━━━━━ Teks
3 dalam diri peserta didik. Yang lebih penting lagi di sini, dalam pendidikan Agama Islam bukan hanya pengetahuan (kognitif) saja yang ditekankan, namun pengaplikasian dan pengamalannya yang diharapkan sebagai hasil akhirya. Perwujudan dari penghayatan dan pemahaman dari pengetahuan Agama ini dapat dilihat dari perilaku atau perbuatan sehari-harinya. Ditegaskan oleh pendapat dari Latif (2009: 83) yang mengatakan bahwa Aspek afektif dalam pendidikan Agama merupakan komponen-komponen emosional pendidikan Agama, perasaan yang tidak dapat disampaikan melalui kata-kata. Aspek ini menitikberatkan pada proses internalisasi nilai-nilai ajaran Agama pasca pemberdayaan linguistik dan logika (kemampuan memahami makna simbolik dan empirik). Pelaksanaan pendidikan Agama Islam di SMA Muhammadiyah 1 Purwokerto telah mempertimbangkan hasil belajar dalam aspek afektif. Diketahui bahwa aspek afektif menjadi penting karena pengamalan dan implementasi ilmu tersebut yang menjadi tujuan pembelajaran PAI. Ditambah dengan berbagai kegiatan serta aturan yang bertujuan untuk menumbuhkan sikap dan moral yang baik. Pembelajaran PAI di SMA Muhammadiyah 1 Purwokerto terdiri dari beberapa mata pelajaran khusus antara lain Ibadah, Akidah, Akhlak, al-qur an dan Tarikh. Pembelajaran-pembelajaran tersebut salah satu tujuannya adalah untuk mengembangkan nilai dan moral keagamaan yang baik. Pembelajaran Pedidikan Agama Islam yang sudah mencakup beberapa mata pelajaran khusus dan kegiatan keagamaan belum dapat mengembangkan moral yang baik pada siswa secara keseluruhan dan

4 optimal. Wawancara dan observasi awal pada bulan April kepada guu Pendidikan Agama Islam menunjukkan bahwa masih banyak siswa yang kurang memiliki sikap yang sopan terhadap orang lain. Menurut guru di SMA Muhammadiyah 1 Purwokerto, banyak siswa yang tidak menaati aturan sekolah seperti aturan berpaikan. Khususnya pada pelajaran Pendidikan Agama Islam, minat dan sikap siswa terhadap proses pembelajaran dirasa masih kurang. Namun selama ini belum diketahui secara lebih rinci faktor apa saja yang mempengaruhi aspek/ ranah afektif peserta didik tersebut. Dikarenakan aspek afektif yang digambarkan dengan sikap peserta didik, maka kecerdasan emosi yang dimilikinya dirasa sangat berpengaruh terhadap prestasi afektifnya. Mengingat bahwa perilaku dan sikap yang ditunjukkan seseorang tidak akan lepas dari kepribadian dan pengendalian emosi yang dimilikinya. Dari latar belakang tersebut, penulis tertarik untuk mengangkat judul Studi Korelasi Kecerdasaan Emosi (EQ) dan Prestasi Belajar Ranah Afektif Mata Pelajaran PAI Kelas X di SMA Muhammadiyah 1 Purwokerto Tahun Pelajaran 2015/2016. B. Rumusan Masalah Berdasarkan latar belakang di atas, maka penulis merumuskan masalah adakah korelasi kecerdasaan emosi (EQ) dan prestasi belajar ranah afektif mata pelajaran PAI kelas X di SMA Muhammadiyah 1 Purwokerto tahun pelajaran 2015/2016?
━━━━━━━━━━
━━━━━ Catatan Hasil Ekstraksi
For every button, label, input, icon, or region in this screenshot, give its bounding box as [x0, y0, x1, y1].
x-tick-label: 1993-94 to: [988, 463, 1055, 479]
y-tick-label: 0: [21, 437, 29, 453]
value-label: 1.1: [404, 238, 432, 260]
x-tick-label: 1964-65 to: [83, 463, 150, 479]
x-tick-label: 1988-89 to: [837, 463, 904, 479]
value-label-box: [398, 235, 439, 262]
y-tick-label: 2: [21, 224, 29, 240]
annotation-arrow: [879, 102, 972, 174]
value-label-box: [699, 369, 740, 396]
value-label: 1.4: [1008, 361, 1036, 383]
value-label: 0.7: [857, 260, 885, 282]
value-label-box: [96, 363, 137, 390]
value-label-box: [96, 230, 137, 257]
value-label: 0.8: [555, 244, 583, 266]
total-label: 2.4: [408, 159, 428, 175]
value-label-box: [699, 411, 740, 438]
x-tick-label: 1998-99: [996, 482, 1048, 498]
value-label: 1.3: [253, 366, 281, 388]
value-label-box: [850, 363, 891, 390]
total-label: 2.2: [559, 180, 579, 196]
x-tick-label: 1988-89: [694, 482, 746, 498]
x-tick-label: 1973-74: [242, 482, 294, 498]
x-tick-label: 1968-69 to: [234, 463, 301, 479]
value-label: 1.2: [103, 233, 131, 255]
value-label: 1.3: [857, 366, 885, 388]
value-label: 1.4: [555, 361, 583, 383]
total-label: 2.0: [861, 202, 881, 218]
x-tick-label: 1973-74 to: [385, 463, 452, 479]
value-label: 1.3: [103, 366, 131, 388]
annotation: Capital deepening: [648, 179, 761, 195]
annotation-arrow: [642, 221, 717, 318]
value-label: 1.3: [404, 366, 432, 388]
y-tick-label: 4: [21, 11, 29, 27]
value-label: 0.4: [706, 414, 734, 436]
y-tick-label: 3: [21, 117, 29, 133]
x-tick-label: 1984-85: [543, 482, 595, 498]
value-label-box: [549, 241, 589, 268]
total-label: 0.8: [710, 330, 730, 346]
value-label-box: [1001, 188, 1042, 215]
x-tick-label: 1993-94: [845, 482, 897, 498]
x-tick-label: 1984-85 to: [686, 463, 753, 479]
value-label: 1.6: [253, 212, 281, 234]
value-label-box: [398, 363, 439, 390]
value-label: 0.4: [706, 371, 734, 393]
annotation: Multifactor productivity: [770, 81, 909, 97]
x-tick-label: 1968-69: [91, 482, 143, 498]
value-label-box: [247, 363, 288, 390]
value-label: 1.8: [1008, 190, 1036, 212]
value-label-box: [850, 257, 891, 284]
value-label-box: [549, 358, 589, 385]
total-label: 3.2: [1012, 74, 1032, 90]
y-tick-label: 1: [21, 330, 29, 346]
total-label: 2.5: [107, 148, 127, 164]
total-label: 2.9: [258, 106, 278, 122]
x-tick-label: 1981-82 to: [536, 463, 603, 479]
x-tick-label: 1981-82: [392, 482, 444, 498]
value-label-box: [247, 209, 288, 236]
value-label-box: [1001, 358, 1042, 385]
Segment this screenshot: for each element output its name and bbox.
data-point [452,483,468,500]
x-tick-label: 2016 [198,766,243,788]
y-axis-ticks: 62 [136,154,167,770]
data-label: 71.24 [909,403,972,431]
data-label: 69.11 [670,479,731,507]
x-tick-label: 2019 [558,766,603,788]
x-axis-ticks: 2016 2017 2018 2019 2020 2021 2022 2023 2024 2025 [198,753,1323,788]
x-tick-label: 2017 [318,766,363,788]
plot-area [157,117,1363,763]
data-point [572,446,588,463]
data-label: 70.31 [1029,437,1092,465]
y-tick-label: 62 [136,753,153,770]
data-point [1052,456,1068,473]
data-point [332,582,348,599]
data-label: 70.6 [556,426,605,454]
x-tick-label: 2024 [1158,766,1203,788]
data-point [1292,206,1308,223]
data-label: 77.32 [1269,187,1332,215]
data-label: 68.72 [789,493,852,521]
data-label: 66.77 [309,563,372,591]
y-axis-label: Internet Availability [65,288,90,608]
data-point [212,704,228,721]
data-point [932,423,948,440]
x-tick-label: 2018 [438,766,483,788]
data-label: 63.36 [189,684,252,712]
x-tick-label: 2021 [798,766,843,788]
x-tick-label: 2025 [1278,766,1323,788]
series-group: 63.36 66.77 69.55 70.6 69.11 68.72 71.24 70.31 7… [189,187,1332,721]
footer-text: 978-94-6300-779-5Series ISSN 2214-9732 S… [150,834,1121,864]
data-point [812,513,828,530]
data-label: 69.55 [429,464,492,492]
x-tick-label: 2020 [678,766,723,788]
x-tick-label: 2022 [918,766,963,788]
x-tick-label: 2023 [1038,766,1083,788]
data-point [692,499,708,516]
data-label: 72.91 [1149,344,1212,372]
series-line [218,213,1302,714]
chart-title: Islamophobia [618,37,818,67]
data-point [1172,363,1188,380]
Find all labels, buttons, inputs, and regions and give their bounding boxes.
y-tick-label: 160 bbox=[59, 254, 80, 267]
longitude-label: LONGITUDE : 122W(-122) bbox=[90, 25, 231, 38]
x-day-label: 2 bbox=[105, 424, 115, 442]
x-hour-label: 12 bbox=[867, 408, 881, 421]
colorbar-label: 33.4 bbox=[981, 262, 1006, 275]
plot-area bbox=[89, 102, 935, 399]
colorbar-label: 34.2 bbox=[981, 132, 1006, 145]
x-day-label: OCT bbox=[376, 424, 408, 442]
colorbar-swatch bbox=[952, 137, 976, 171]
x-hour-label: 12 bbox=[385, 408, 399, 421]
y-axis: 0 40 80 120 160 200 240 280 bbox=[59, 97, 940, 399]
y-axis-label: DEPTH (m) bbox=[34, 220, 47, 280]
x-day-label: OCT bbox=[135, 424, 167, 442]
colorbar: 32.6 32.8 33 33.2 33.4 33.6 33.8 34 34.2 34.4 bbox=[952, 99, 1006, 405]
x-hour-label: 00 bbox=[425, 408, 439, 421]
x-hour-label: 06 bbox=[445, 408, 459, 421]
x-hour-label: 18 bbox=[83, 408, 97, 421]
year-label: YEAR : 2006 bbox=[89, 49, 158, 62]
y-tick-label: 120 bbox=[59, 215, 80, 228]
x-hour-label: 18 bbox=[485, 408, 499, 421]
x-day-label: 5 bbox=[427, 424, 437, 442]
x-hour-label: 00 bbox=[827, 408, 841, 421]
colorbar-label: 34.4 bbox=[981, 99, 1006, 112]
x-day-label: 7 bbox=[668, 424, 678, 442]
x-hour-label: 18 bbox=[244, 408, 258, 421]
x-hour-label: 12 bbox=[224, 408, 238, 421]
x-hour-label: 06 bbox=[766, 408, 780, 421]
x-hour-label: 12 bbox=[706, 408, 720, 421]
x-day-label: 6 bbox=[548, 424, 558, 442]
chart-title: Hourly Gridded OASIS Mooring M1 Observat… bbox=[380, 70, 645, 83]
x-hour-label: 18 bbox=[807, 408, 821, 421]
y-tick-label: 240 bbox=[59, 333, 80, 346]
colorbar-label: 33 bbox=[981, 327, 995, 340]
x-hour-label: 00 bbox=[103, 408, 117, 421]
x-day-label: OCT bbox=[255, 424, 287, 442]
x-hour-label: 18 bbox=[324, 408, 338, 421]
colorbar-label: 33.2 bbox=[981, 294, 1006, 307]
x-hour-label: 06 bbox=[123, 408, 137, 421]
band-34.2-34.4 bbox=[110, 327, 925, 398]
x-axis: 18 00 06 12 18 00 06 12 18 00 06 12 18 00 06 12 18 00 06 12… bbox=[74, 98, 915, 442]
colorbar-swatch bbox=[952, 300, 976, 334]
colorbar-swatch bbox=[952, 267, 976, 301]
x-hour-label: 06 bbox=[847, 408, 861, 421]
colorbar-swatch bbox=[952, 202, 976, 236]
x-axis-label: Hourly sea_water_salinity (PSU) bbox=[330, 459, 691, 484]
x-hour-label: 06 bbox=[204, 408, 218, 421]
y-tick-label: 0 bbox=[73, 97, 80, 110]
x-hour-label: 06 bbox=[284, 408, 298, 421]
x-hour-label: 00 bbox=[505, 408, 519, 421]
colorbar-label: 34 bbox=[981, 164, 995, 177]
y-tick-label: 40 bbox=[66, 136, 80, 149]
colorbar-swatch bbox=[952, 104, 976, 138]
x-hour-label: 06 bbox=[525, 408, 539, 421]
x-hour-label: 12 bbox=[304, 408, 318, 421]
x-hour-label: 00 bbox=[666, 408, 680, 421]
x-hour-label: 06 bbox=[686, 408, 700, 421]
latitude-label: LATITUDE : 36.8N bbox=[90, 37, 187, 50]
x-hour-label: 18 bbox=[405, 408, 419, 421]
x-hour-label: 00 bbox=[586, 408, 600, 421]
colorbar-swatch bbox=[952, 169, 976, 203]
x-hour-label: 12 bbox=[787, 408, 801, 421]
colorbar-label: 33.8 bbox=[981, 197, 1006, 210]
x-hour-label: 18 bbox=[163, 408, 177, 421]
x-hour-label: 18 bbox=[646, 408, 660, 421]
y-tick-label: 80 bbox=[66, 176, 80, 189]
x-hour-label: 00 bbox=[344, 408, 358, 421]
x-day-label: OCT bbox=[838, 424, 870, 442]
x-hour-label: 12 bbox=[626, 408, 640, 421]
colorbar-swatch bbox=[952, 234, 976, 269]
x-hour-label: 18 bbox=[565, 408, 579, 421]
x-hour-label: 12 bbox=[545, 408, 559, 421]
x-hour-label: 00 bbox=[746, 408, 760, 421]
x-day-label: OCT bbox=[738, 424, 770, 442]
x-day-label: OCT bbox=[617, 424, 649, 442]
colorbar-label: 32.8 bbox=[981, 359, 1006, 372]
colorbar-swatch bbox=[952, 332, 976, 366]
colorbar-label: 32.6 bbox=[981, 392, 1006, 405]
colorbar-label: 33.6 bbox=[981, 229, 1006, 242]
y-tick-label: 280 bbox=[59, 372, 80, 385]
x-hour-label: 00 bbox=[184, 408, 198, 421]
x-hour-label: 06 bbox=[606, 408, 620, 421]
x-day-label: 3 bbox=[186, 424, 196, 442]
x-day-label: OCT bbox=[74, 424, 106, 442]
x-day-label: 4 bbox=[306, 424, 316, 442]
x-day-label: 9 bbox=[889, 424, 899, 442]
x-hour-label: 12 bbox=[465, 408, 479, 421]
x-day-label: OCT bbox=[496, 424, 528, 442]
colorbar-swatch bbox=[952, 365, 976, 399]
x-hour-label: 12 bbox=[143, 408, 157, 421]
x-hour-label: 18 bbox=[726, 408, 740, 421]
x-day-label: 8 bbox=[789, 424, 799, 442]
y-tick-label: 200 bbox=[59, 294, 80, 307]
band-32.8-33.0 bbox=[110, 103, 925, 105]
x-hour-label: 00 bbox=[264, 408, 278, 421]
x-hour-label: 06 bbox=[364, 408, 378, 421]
━━━━━━━━━━
Menurut teks, pada bulan apa wawancara dan observasi awal kepada guru Pendidikan Agama Islam dilaksanakan?

Wawancara dan observasi awal dilaksanakan pada bulan April.